Exercise objective:
Set down the material once more, exactly as it appears.

____________

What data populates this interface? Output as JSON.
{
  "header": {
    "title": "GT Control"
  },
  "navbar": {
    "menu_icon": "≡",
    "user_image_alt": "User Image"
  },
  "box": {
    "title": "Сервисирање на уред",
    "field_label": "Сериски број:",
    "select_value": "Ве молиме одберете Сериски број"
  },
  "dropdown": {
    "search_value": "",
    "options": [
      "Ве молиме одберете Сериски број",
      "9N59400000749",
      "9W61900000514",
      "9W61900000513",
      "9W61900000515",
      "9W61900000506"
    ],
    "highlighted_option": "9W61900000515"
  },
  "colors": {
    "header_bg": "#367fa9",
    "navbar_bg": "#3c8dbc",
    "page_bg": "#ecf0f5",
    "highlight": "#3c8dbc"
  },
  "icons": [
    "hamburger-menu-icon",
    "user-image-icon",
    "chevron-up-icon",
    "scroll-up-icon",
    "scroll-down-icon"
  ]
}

____________

Correct answer:
What data populates this interface? Output as JSON.
{
  "header": {
    "title": "GT Control"
  },
  "navbar": {
    "menu_icon": "≡",
    "user_image_alt": "User Image"
  },
  "box": {
    "title": "Сервисирање на уред",
    "field_label": "Сериски број:",
    "select_value": "Ве молиме одберете Сериски број"
  },
  "dropdown": {
    "search_value": "",
    "options": [
      "Ве молиме одберете Сериски број",
      "9N59400000749",
      "9W61900000514",
      "9W61900000513",
      "9W61900000515",
      "9W61900000506"
    ],
    "highlighted_option": "9W61900000515"
  },
  "colors": {
    "header_bg": "#367fa9",
    "navbar_bg": "#3c8dbc",
    "page_bg": "#ecf0f5",
    "highlight": "#3c8dbc"
  },
  "icons": [
    "hamburger-menu-icon",
    "user-image-icon",
    "chevron-up-icon",
    "scroll-up-icon",
    "scroll-down-icon"
  ]
}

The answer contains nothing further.